▸ Items from a data source

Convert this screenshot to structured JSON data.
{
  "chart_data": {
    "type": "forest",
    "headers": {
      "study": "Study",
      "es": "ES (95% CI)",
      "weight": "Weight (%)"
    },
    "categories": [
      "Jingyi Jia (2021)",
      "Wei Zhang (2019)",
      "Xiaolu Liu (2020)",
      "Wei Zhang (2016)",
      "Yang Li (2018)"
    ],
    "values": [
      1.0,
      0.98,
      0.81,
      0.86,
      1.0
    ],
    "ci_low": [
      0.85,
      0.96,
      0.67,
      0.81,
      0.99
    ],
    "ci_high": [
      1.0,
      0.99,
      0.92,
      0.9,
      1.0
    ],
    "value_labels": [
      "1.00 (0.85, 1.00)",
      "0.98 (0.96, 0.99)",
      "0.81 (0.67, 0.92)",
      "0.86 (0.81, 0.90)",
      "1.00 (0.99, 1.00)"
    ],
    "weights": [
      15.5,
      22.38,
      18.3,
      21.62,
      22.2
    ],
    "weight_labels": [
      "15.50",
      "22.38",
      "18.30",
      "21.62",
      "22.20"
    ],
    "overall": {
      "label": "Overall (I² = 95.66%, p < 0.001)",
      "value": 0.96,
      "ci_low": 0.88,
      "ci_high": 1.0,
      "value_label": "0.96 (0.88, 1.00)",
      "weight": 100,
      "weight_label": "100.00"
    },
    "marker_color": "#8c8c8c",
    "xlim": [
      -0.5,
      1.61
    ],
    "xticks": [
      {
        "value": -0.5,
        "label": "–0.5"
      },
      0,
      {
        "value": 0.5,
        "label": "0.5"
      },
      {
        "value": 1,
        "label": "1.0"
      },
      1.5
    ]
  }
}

▸ Set problem
Quote every entry exactly.

▸ Full response
Convert this screenshot to structured JSON data.
{
  "chart_data": {
    "type": "forest",
    "headers": {
      "study": "Study",
      "es": "ES (95% CI)",
      "weight": "Weight (%)"
    },
    "categories": [
      "Jingyi Jia (2021)",
      "Wei Zhang (2019)",
      "Xiaolu Liu (2020)",
      "Wei Zhang (2016)",
      "Yang Li (2018)"
    ],
    "values": [
      1.0,
      0.98,
      0.81,
      0.86,
      1.0
    ],
    "ci_low": [
      0.85,
      0.96,
      0.67,
      0.81,
      0.99
    ],
    "ci_high": [
      1.0,
      0.99,
      0.92,
      0.9,
      1.0
    ],
    "value_labels": [
      "1.00 (0.85, 1.00)",
      "0.98 (0.96, 0.99)",
      "0.81 (0.67, 0.92)",
      "0.86 (0.81, 0.90)",
      "1.00 (0.99, 1.00)"
    ],
    "weights": [
      15.5,
      22.38,
      18.3,
      21.62,
      22.2
    ],
    "weight_labels": [
      "15.50",
      "22.38",
      "18.30",
      "21.62",
      "22.20"
    ],
    "overall": {
      "label": "Overall (I² = 95.66%, p < 0.001)",
      "value": 0.96,
      "ci_low": 0.88,
      "ci_high": 1.0,
      "value_label": "0.96 (0.88, 1.00)",
      "weight": 100,
      "weight_label": "100.00"
    },
    "marker_color": "#8c8c8c",
    "xlim": [
      -0.5,
      1.61
    ],
    "xticks": [
      {
        "value": -0.5,
        "label": "–0.5"
      },
      0,
      {
        "value": 0.5,
        "label": "0.5"
      },
      {
        "value": 1,
        "label": "1.0"
      },
      1.5
    ]
  }
}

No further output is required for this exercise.